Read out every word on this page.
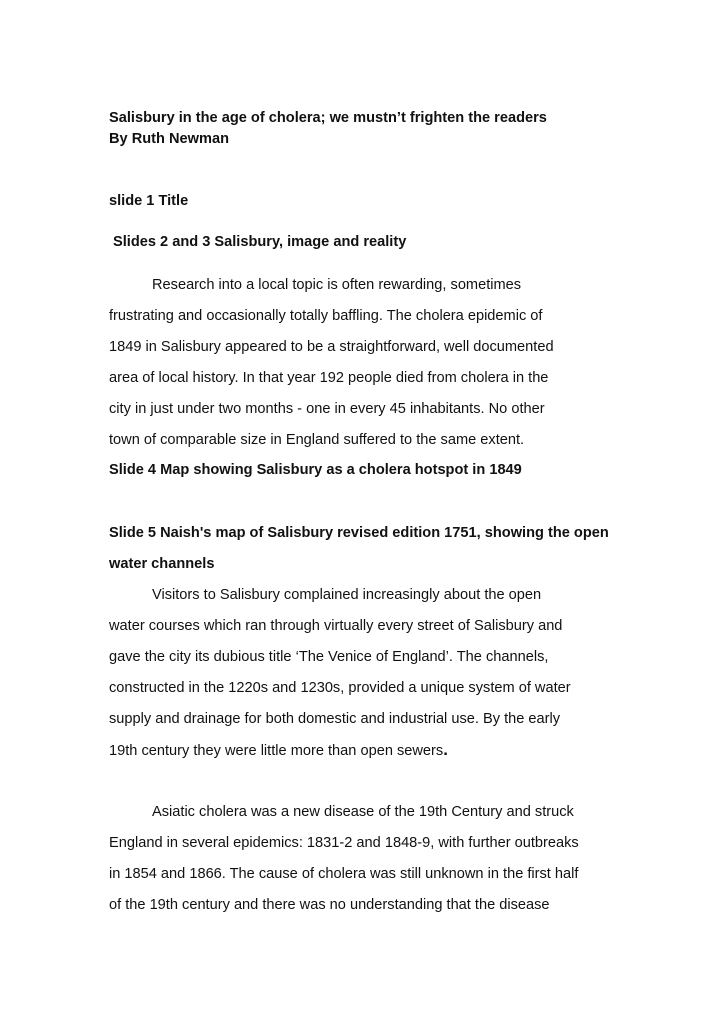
Salisbury in the age of cholera; we mustn’t frighten the readers

By Ruth Newman

slide 1 Title

Slides 2 and 3 Salisbury, image and reality

Research into a local topic is often rewarding, sometimes

frustrating and occasionally totally baffling. The cholera epidemic of

1849 in Salisbury appeared to be a straightforward, well documented

area of local history. In that year 192 people died from cholera in the

city in just under two months - one in every 45 inhabitants. No other

town of comparable size in England suffered to the same extent.

Slide 4 Map showing Salisbury as a cholera hotspot in 1849

Slide 5 Naish's map of Salisbury revised edition 1751, showing the open

water channels

Visitors to Salisbury complained increasingly about the open

water courses which ran through virtually every street of Salisbury and

gave the city its dubious title ‘The Venice of England’. The channels,

constructed in the 1220s and 1230s, provided a unique system of water

supply and drainage for both domestic and industrial use. By the early

19th century they were little more than open sewers.

Asiatic cholera was a new disease of the 19th Century and struck

England in several epidemics: 1831-2 and 1848-9, with further outbreaks

in 1854 and 1866. The cause of cholera was still unknown in the first half

of the 19th century and there was no understanding that the disease
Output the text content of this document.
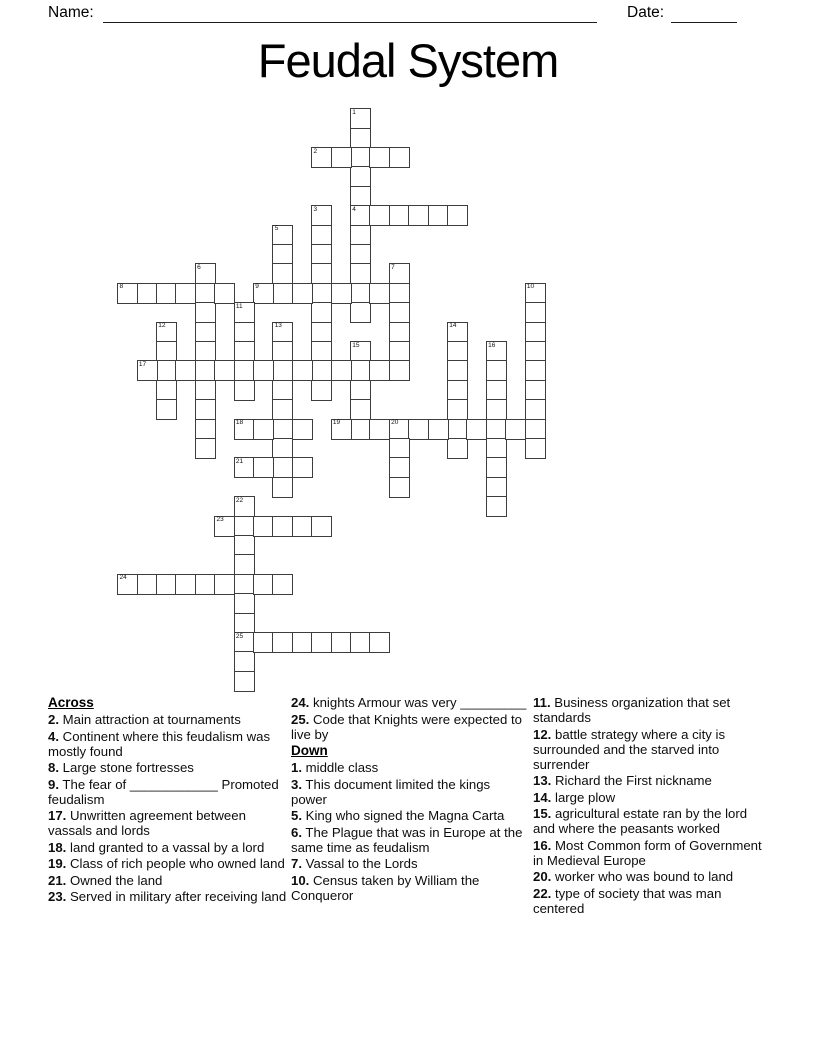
Name:	Date:
Feudal System
1
4
2
3
5
6	7
8	9	10
11
12	13	14
15	16
17
18	19	20
21
22
25
23
24
Across
2. Main attraction at tournaments
4. Continent where this feudalism was mostly found
8. Large stone fortresses
9. The fear of ____________ Promoted feudalism
17. Unwritten agreement between vassals and lords
18. land granted to a vassal by a lord
19. Class of rich people who owned land
21. Owned the land
23. Served in military after receiving land
24. knights Armour was very _________
25. Code that Knights were expected to live by
Down
1. middle class
3. This document limited the kings power
5. King who signed the Magna Carta
6. The Plague that was in Europe at the same time as feudalism
7. Vassal to the Lords
10. Census taken by William the Conqueror
11. Business organization that set standards
12. battle strategy where a city is surrounded and the starved into surrender
13. Richard the First nickname
14. large plow
15. agricultural estate ran by the lord and where the peasants worked
16. Most Common form of Government in Medieval Europe
20. worker who was bound to land
22. type of society that was man centered
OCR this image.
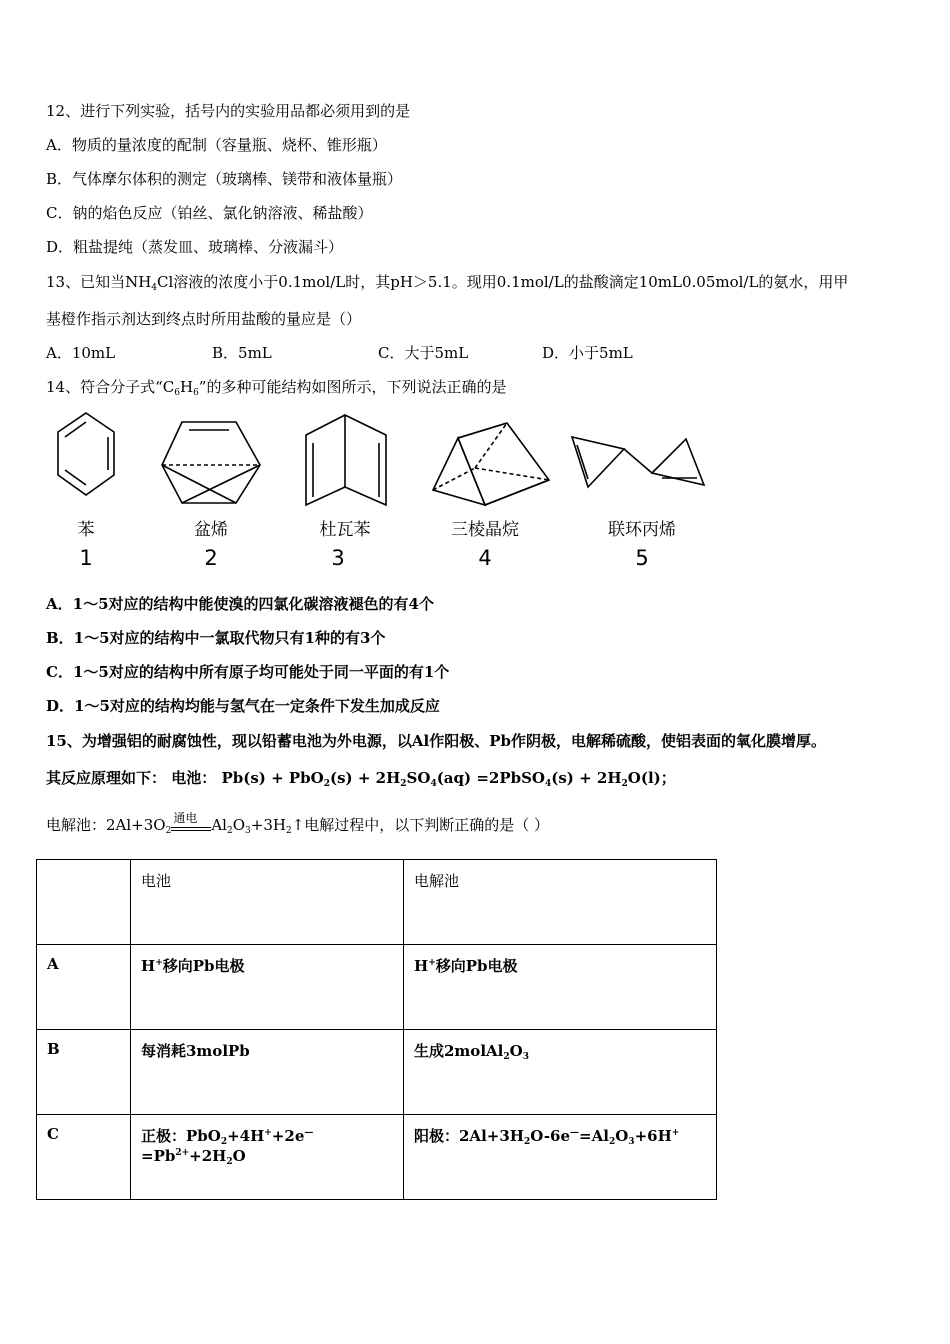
12、进行下列实验，括号内的实验用品都必须用到的是
A．物质的量浓度的配制（容量瓶、烧杯、锥形瓶）
B．气体摩尔体积的测定（玻璃棒、镁带和液体量瓶）
C．钠的焰色反应（铂丝、氯化钠溶液、稀盐酸）
D．粗盐提纯（蒸发皿、玻璃棒、分液漏斗）
13、已知当$NH_4Cl$溶液的浓度小于0.1mol/L时，其pH＞5.1。现用0.1mol/L的盐酸滴定10mL0.05mol/L的氨水，用甲
基橙作指示剂达到终点时所用盐酸的量应是（）
A．10mL	B．5mL	C．大于5mL	D．小于5mL
14、符合分子式“$C_6H_6$”的多种可能结构如图所示，下列说法正确的是
苯	盆烯	杜瓦苯	三棱晶烷	联环丙烯
1	2	3	4	5
A．1～5对应的结构中能使溴的四氯化碳溶液褪色的有4个
B．1～5对应的结构中一氯取代物只有1种的有3个
C．1～5对应的结构中所有原子均可能处于同一平面的有1个
D．1～5对应的结构均能与氢气在一定条件下发生加成反应
15、为增强铝的耐腐蚀性，现以铅蓄电池为外电源，以Al作阳极、Pb作阴极，电解稀硫酸，使铝表面的氧化膜增厚。
其反应原理如下： 电池： $Pb(s) + PbO_2(s) + 2H_2SO_4(aq)$ =2PbSO$_4$(s) + $2H_2O(l)$；
电解池：$2Al+3O_2$
通电 $Al_2O_3+3H_2↑$电解过程中，以下判断正确的是（ ）
	电池	电解池
A	H+移向Pb电极	H+移向Pb电极
B	每消耗3molPb	生成$2molAl_2O_3$
C	正极：$PbO_2+4H^++2e^—=Pb^{2+}+2H_2O$	阳极：$2Al+3H_2O-6e^—=Al_2O_3+6H^+$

*WORK TO COMPLETE:* Copy all the entries word for word. Omit any pictures.

*EXERCISE RESPONSE:*
Read out every word on this page.
Salisbury in the age of cholera; we mustn’t frighten the readers

By Ruth Newman

slide 1 Title

Slides 2 and 3 Salisbury, image and reality

Research into a local topic is often rewarding, sometimes

frustrating and occasionally totally baffling. The cholera epidemic of

1849 in Salisbury appeared to be a straightforward, well documented

area of local history. In that year 192 people died from cholera in the

city in just under two months - one in every 45 inhabitants. No other

town of comparable size in England suffered to the same extent.

Slide 4 Map showing Salisbury as a cholera hotspot in 1849

Slide 5 Naish's map of Salisbury revised edition 1751, showing the open

water channels

Visitors to Salisbury complained increasingly about the open

water courses which ran through virtually every street of Salisbury and

gave the city its dubious title ‘The Venice of England’. The channels,

constructed in the 1220s and 1230s, provided a unique system of water

supply and drainage for both domestic and industrial use. By the early

19th century they were little more than open sewers.

Asiatic cholera was a new disease of the 19th Century and struck

England in several epidemics: 1831-2 and 1848-9, with further outbreaks

in 1854 and 1866. The cause of cholera was still unknown in the first half

of the 19th century and there was no understanding that the disease
Output the text content of this document.
Name:	Date:
Feudal System
1
4
2
3
5
6	7
8	9	10
11
12	13	14
15	16
17
18	19	20
21
22
25
23
24
Across
2. Main attraction at tournaments
4. Continent where this feudalism was mostly found
8. Large stone fortresses
9. The fear of ____________ Promoted feudalism
17. Unwritten agreement between vassals and lords
18. land granted to a vassal by a lord
19. Class of rich people who owned land
21. Owned the land
23. Served in military after receiving land
24. knights Armour was very _________
25. Code that Knights were expected to live by
Down
1. middle class
3. This document limited the kings power
5. King who signed the Magna Carta
6. The Plague that was in Europe at the same time as feudalism
7. Vassal to the Lords
10. Census taken by William the Conqueror
11. Business organization that set standards
12. battle strategy where a city is surrounded and the starved into surrender
13. Richard the First nickname
14. large plow
15. agricultural estate ran by the lord and where the peasants worked
16. Most Common form of Government in Medieval Europe
20. worker who was bound to land
22. type of society that was man centered
OCR this image.
12、进行下列实验，括号内的实验用品都必须用到的是
A．物质的量浓度的配制（容量瓶、烧杯、锥形瓶）
B．气体摩尔体积的测定（玻璃棒、镁带和液体量瓶）
C．钠的焰色反应（铂丝、氯化钠溶液、稀盐酸）
D．粗盐提纯（蒸发皿、玻璃棒、分液漏斗）
13、已知当$NH_4Cl$溶液的浓度小于0.1mol/L时，其pH＞5.1。现用0.1mol/L的盐酸滴定10mL0.05mol/L的氨水，用甲
基橙作指示剂达到终点时所用盐酸的量应是（）
A．10mL	B．5mL	C．大于5mL	D．小于5mL
14、符合分子式“$C_6H_6$”的多种可能结构如图所示，下列说法正确的是
苯	盆烯	杜瓦苯	三棱晶烷	联环丙烯
1	2	3	4	5
A．1～5对应的结构中能使溴的四氯化碳溶液褪色的有4个
B．1～5对应的结构中一氯取代物只有1种的有3个
C．1～5对应的结构中所有原子均可能处于同一平面的有1个
D．1～5对应的结构均能与氢气在一定条件下发生加成反应
15、为增强铝的耐腐蚀性，现以铅蓄电池为外电源，以Al作阳极、Pb作阴极，电解稀硫酸，使铝表面的氧化膜增厚。
其反应原理如下： 电池： $Pb(s) + PbO_2(s) + 2H_2SO_4(aq)$ =2PbSO$_4$(s) + $2H_2O(l)$；
电解池：$2Al+3O_2$
通电 $Al_2O_3+3H_2↑$电解过程中，以下判断正确的是（ ）
	电池	电解池
A	H+移向Pb电极	H+移向Pb电极
B	每消耗3molPb	生成$2molAl_2O_3$
C	正极：$PbO_2+4H^++2e^—=Pb^{2+}+2H_2O$	阳极：$2Al+3H_2O-6e^—=Al_2O_3+6H^+$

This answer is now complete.